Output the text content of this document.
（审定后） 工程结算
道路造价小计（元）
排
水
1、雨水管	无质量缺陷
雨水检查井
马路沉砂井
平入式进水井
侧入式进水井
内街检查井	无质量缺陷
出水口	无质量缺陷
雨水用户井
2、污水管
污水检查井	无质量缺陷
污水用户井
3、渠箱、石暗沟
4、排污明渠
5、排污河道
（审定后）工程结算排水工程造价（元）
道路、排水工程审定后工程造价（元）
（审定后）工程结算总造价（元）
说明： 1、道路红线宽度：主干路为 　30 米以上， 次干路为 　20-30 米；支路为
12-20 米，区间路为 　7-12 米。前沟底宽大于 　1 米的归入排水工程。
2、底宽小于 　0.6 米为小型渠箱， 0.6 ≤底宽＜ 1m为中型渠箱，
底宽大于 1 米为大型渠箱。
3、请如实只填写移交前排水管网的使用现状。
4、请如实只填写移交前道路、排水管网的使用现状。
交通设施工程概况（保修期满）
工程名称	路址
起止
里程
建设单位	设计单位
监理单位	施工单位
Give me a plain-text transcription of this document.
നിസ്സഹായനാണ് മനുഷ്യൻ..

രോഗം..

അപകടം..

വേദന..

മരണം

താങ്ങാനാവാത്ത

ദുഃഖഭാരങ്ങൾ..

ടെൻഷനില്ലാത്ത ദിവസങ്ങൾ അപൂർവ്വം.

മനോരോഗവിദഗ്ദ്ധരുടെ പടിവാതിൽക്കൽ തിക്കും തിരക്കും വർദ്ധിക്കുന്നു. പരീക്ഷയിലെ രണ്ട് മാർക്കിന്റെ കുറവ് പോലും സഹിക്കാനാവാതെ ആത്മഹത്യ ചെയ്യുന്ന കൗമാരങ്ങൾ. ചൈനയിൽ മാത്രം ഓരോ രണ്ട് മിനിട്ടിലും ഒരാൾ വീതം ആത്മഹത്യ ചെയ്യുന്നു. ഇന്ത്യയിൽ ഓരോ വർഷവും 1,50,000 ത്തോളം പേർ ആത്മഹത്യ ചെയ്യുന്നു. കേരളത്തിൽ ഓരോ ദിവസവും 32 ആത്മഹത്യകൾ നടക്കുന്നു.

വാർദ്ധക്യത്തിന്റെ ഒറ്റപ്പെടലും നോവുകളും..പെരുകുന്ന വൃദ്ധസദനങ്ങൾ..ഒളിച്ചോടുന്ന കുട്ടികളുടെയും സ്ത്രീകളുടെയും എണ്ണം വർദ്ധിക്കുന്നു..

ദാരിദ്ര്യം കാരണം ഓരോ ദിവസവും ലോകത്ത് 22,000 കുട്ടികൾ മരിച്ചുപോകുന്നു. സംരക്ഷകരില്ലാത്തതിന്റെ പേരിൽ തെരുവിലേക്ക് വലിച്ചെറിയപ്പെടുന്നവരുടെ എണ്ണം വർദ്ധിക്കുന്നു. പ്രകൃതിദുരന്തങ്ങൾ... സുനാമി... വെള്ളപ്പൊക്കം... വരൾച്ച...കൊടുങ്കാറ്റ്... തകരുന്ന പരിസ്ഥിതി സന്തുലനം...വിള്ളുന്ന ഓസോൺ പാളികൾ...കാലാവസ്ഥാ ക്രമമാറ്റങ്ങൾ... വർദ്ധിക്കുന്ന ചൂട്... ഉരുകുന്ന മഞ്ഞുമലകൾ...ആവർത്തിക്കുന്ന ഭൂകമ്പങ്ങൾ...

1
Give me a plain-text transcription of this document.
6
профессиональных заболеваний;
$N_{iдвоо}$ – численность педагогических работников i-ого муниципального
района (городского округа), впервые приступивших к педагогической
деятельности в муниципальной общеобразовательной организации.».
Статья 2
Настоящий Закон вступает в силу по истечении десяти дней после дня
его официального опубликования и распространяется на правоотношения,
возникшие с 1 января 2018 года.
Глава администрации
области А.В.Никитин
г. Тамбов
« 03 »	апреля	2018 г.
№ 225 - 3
= = =
→ WHAT YOU HAVE TO DO:
Transcribe every entry verbatim.

→ EXERCISE RESULT:
Output the text content of this document.
（审定后） 工程结算
道路造价小计（元）
排
水
1、雨水管	无质量缺陷
雨水检查井
马路沉砂井
平入式进水井
侧入式进水井
内街检查井	无质量缺陷
出水口	无质量缺陷
雨水用户井
2、污水管
污水检查井	无质量缺陷
污水用户井
3、渠箱、石暗沟
4、排污明渠
5、排污河道
（审定后）工程结算排水工程造价（元）
道路、排水工程审定后工程造价（元）
（审定后）工程结算总造价（元）
说明： 1、道路红线宽度：主干路为 　30 米以上， 次干路为 　20-30 米；支路为
12-20 米，区间路为 　7-12 米。前沟底宽大于 　1 米的归入排水工程。
2、底宽小于 　0.6 米为小型渠箱， 0.6 ≤底宽＜ 1m为中型渠箱，
底宽大于 1 米为大型渠箱。
3、请如实只填写移交前排水管网的使用现状。
4、请如实只填写移交前道路、排水管网的使用现状。
交通设施工程概况（保修期满）
工程名称	路址
起止
里程
建设单位	设计单位
监理单位	施工单位
Give me a plain-text transcription of this document.
നിസ്സഹായനാണ് മനുഷ്യൻ..

രോഗം..

അപകടം..

വേദന..

മരണം

താങ്ങാനാവാത്ത

ദുഃഖഭാരങ്ങൾ..

ടെൻഷനില്ലാത്ത ദിവസങ്ങൾ അപൂർവ്വം.

മനോരോഗവിദഗ്ദ്ധരുടെ പടിവാതിൽക്കൽ തിക്കും തിരക്കും വർദ്ധിക്കുന്നു. പരീക്ഷയിലെ രണ്ട് മാർക്കിന്റെ കുറവ് പോലും സഹിക്കാനാവാതെ ആത്മഹത്യ ചെയ്യുന്ന കൗമാരങ്ങൾ. ചൈനയിൽ മാത്രം ഓരോ രണ്ട് മിനിട്ടിലും ഒരാൾ വീതം ആത്മഹത്യ ചെയ്യുന്നു. ഇന്ത്യയിൽ ഓരോ വർഷവും 1,50,000 ത്തോളം പേർ ആത്മഹത്യ ചെയ്യുന്നു. കേരളത്തിൽ ഓരോ ദിവസവും 32 ആത്മഹത്യകൾ നടക്കുന്നു.

വാർദ്ധക്യത്തിന്റെ ഒറ്റപ്പെടലും നോവുകളും..പെരുകുന്ന വൃദ്ധസദനങ്ങൾ..ഒളിച്ചോടുന്ന കുട്ടികളുടെയും സ്ത്രീകളുടെയും എണ്ണം വർദ്ധിക്കുന്നു..

ദാരിദ്ര്യം കാരണം ഓരോ ദിവസവും ലോകത്ത് 22,000 കുട്ടികൾ മരിച്ചുപോകുന്നു. സംരക്ഷകരില്ലാത്തതിന്റെ പേരിൽ തെരുവിലേക്ക് വലിച്ചെറിയപ്പെടുന്നവരുടെ എണ്ണം വർദ്ധിക്കുന്നു. പ്രകൃതിദുരന്തങ്ങൾ... സുനാമി... വെള്ളപ്പൊക്കം... വരൾച്ച...കൊടുങ്കാറ്റ്... തകരുന്ന പരിസ്ഥിതി സന്തുലനം...വിള്ളുന്ന ഓസോൺ പാളികൾ...കാലാവസ്ഥാ ക്രമമാറ്റങ്ങൾ... വർദ്ധിക്കുന്ന ചൂട്... ഉരുകുന്ന മഞ്ഞുമലകൾ...ആവർത്തിക്കുന്ന ഭൂകമ്പങ്ങൾ...

1
Give me a plain-text transcription of this document.
6
профессиональных заболеваний;
$N_{iдвоо}$ – численность педагогических работников i-ого муниципального
района (городского округа), впервые приступивших к педагогической
деятельности в муниципальной общеобразовательной организации.».
Статья 2
Настоящий Закон вступает в силу по истечении десяти дней после дня
его официального опубликования и распространяется на правоотношения,
возникшие с 1 января 2018 года.
Глава администрации
области А.В.Никитин
г. Тамбов
« 03 »	апреля	2018 г.
№ 225 - 3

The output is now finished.